• _JOB_
Below is a block of records; repeat each one exactly.

[BEGIN SUPPLIED DATA]

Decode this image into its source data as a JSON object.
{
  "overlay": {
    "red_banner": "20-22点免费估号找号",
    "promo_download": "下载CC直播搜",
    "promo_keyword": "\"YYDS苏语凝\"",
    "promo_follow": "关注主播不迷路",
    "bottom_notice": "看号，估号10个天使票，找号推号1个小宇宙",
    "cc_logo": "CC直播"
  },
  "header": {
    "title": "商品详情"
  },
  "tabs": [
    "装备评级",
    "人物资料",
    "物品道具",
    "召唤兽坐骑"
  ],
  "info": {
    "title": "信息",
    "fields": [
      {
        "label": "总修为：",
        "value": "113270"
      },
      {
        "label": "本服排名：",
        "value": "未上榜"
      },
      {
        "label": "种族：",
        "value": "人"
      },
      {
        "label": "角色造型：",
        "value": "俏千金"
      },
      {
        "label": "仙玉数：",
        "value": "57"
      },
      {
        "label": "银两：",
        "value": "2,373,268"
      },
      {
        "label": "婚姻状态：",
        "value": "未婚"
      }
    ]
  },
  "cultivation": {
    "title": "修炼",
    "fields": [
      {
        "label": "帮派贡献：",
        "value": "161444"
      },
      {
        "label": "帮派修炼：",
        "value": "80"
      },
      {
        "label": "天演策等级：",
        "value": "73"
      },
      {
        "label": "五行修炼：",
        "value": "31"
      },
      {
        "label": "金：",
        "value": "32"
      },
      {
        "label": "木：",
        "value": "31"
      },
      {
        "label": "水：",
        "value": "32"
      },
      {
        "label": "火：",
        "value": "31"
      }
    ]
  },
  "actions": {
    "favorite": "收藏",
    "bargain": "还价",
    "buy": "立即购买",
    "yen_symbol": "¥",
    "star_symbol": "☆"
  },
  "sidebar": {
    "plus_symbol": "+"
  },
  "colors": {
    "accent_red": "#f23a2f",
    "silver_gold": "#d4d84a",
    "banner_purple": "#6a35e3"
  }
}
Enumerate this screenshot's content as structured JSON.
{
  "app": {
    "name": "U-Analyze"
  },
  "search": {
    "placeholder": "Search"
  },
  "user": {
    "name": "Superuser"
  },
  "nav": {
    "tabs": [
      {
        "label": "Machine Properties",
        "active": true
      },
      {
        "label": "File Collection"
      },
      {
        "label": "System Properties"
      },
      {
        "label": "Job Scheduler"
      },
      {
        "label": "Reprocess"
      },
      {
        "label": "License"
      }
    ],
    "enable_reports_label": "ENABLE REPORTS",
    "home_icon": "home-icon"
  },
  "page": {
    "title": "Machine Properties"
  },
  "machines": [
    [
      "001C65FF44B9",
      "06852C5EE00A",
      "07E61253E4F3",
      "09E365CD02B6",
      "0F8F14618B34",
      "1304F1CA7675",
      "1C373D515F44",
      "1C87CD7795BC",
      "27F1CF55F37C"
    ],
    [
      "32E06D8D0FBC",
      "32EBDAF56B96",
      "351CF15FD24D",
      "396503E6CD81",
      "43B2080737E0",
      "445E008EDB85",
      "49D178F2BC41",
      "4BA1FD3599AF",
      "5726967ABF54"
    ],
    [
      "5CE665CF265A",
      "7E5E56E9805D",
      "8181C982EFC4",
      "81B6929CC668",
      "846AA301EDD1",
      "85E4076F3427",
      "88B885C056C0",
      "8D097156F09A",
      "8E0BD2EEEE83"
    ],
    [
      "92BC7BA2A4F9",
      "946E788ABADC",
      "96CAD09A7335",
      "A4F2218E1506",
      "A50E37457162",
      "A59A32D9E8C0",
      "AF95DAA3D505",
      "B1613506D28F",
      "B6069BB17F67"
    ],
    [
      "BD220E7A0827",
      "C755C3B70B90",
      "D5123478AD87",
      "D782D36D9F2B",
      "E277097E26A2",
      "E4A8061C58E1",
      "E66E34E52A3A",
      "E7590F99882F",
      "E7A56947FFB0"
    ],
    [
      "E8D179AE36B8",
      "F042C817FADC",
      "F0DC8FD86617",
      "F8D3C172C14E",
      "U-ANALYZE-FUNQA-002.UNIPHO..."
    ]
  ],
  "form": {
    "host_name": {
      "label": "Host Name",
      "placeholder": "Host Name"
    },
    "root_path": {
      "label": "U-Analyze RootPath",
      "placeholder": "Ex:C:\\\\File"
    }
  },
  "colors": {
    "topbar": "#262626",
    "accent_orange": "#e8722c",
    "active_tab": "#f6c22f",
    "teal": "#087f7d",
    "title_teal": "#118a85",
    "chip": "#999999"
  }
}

[END SUPPLIED DATA]

• _ANSWER TO THIS EXERCISE_
Decode this image into its source data as a JSON object.
{
  "overlay": {
    "red_banner": "20-22点免费估号找号",
    "promo_download": "下载CC直播搜",
    "promo_keyword": "\"YYDS苏语凝\"",
    "promo_follow": "关注主播不迷路",
    "bottom_notice": "看号，估号10个天使票，找号推号1个小宇宙",
    "cc_logo": "CC直播"
  },
  "header": {
    "title": "商品详情"
  },
  "tabs": [
    "装备评级",
    "人物资料",
    "物品道具",
    "召唤兽坐骑"
  ],
  "info": {
    "title": "信息",
    "fields": [
      {
        "label": "总修为：",
        "value": "113270"
      },
      {
        "label": "本服排名：",
        "value": "未上榜"
      },
      {
        "label": "种族：",
        "value": "人"
      },
      {
        "label": "角色造型：",
        "value": "俏千金"
      },
      {
        "label": "仙玉数：",
        "value": "57"
      },
      {
        "label": "银两：",
        "value": "2,373,268"
      },
      {
        "label": "婚姻状态：",
        "value": "未婚"
      }
    ]
  },
  "cultivation": {
    "title": "修炼",
    "fields": [
      {
        "label": "帮派贡献：",
        "value": "161444"
      },
      {
        "label": "帮派修炼：",
        "value": "80"
      },
      {
        "label": "天演策等级：",
        "value": "73"
      },
      {
        "label": "五行修炼：",
        "value": "31"
      },
      {
        "label": "金：",
        "value": "32"
      },
      {
        "label": "木：",
        "value": "31"
      },
      {
        "label": "水：",
        "value": "32"
      },
      {
        "label": "火：",
        "value": "31"
      }
    ]
  },
  "actions": {
    "favorite": "收藏",
    "bargain": "还价",
    "buy": "立即购买",
    "yen_symbol": "¥",
    "star_symbol": "☆"
  },
  "sidebar": {
    "plus_symbol": "+"
  },
  "colors": {
    "accent_red": "#f23a2f",
    "silver_gold": "#d4d84a",
    "banner_purple": "#6a35e3"
  }
}
Enumerate this screenshot's content as structured JSON.
{
  "app": {
    "name": "U-Analyze"
  },
  "search": {
    "placeholder": "Search"
  },
  "user": {
    "name": "Superuser"
  },
  "nav": {
    "tabs": [
      {
        "label": "Machine Properties",
        "active": true
      },
      {
        "label": "File Collection"
      },
      {
        "label": "System Properties"
      },
      {
        "label": "Job Scheduler"
      },
      {
        "label": "Reprocess"
      },
      {
        "label": "License"
      }
    ],
    "enable_reports_label": "ENABLE REPORTS",
    "home_icon": "home-icon"
  },
  "page": {
    "title": "Machine Properties"
  },
  "machines": [
    [
      "001C65FF44B9",
      "06852C5EE00A",
      "07E61253E4F3",
      "09E365CD02B6",
      "0F8F14618B34",
      "1304F1CA7675",
      "1C373D515F44",
      "1C87CD7795BC",
      "27F1CF55F37C"
    ],
    [
      "32E06D8D0FBC",
      "32EBDAF56B96",
      "351CF15FD24D",
      "396503E6CD81",
      "43B2080737E0",
      "445E008EDB85",
      "49D178F2BC41",
      "4BA1FD3599AF",
      "5726967ABF54"
    ],
    [
      "5CE665CF265A",
      "7E5E56E9805D",
      "8181C982EFC4",
      "81B6929CC668",
      "846AA301EDD1",
      "85E4076F3427",
      "88B885C056C0",
      "8D097156F09A",
      "8E0BD2EEEE83"
    ],
    [
      "92BC7BA2A4F9",
      "946E788ABADC",
      "96CAD09A7335",
      "A4F2218E1506",
      "A50E37457162",
      "A59A32D9E8C0",
      "AF95DAA3D505",
      "B1613506D28F",
      "B6069BB17F67"
    ],
    [
      "BD220E7A0827",
      "C755C3B70B90",
      "D5123478AD87",
      "D782D36D9F2B",
      "E277097E26A2",
      "E4A8061C58E1",
      "E66E34E52A3A",
      "E7590F99882F",
      "E7A56947FFB0"
    ],
    [
      "E8D179AE36B8",
      "F042C817FADC",
      "F0DC8FD86617",
      "F8D3C172C14E",
      "U-ANALYZE-FUNQA-002.UNIPHO..."
    ]
  ],
  "form": {
    "host_name": {
      "label": "Host Name",
      "placeholder": "Host Name"
    },
    "root_path": {
      "label": "U-Analyze RootPath",
      "placeholder": "Ex:C:\\\\File"
    }
  },
  "colors": {
    "topbar": "#262626",
    "accent_orange": "#e8722c",
    "active_tab": "#f6c22f",
    "teal": "#087f7d",
    "title_teal": "#118a85",
    "chip": "#999999"
  }
}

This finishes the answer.